━━ Stored records

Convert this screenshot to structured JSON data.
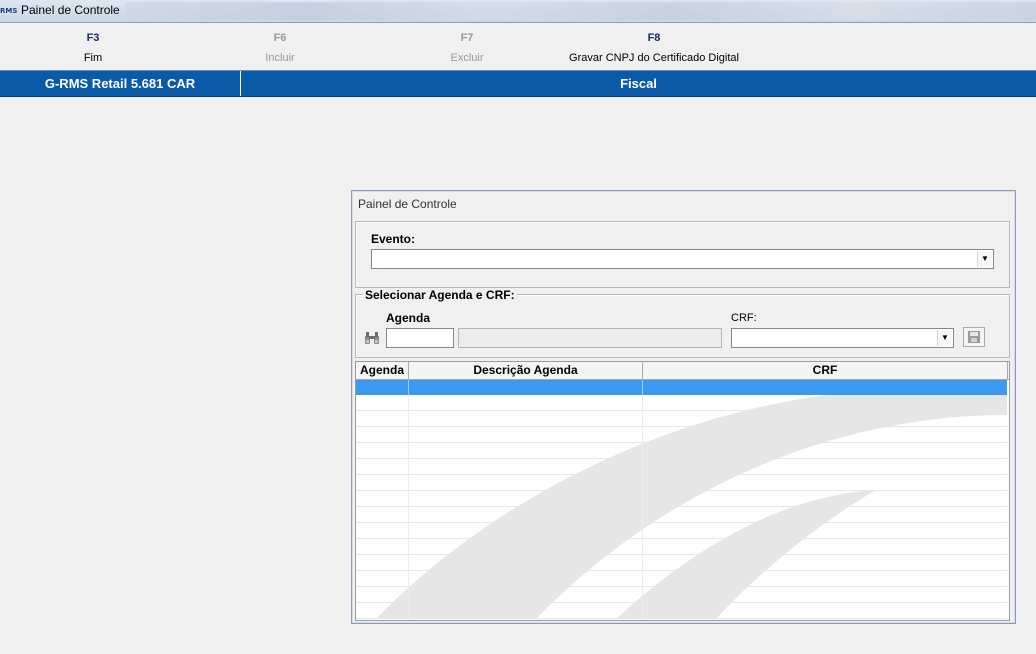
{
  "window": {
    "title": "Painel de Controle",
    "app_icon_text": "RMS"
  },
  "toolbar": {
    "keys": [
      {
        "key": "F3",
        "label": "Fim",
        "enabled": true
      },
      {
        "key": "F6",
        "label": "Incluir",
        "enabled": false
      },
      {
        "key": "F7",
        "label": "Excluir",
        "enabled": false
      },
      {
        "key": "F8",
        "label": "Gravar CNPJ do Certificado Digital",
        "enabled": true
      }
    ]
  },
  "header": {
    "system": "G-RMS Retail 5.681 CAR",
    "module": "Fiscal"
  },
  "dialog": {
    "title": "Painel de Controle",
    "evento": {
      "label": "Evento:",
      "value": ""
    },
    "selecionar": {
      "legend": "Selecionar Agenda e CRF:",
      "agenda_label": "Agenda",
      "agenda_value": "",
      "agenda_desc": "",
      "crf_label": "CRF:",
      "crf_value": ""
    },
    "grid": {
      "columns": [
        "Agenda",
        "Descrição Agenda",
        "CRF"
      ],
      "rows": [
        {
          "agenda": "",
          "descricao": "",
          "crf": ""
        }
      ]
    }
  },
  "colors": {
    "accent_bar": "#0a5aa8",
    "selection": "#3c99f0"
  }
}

━━━━

> _Task to carry out_:
From the entries above, output every line exactly and omit any image.

> _Written answer_:
Convert this screenshot to structured JSON data.
{
  "window": {
    "title": "Painel de Controle",
    "app_icon_text": "RMS"
  },
  "toolbar": {
    "keys": [
      {
        "key": "F3",
        "label": "Fim",
        "enabled": true
      },
      {
        "key": "F6",
        "label": "Incluir",
        "enabled": false
      },
      {
        "key": "F7",
        "label": "Excluir",
        "enabled": false
      },
      {
        "key": "F8",
        "label": "Gravar CNPJ do Certificado Digital",
        "enabled": true
      }
    ]
  },
  "header": {
    "system": "G-RMS Retail 5.681 CAR",
    "module": "Fiscal"
  },
  "dialog": {
    "title": "Painel de Controle",
    "evento": {
      "label": "Evento:",
      "value": ""
    },
    "selecionar": {
      "legend": "Selecionar Agenda e CRF:",
      "agenda_label": "Agenda",
      "agenda_value": "",
      "agenda_desc": "",
      "crf_label": "CRF:",
      "crf_value": ""
    },
    "grid": {
      "columns": [
        "Agenda",
        "Descrição Agenda",
        "CRF"
      ],
      "rows": [
        {
          "agenda": "",
          "descricao": "",
          "crf": ""
        }
      ]
    }
  },
  "colors": {
    "accent_bar": "#0a5aa8",
    "selection": "#3c99f0"
  }
}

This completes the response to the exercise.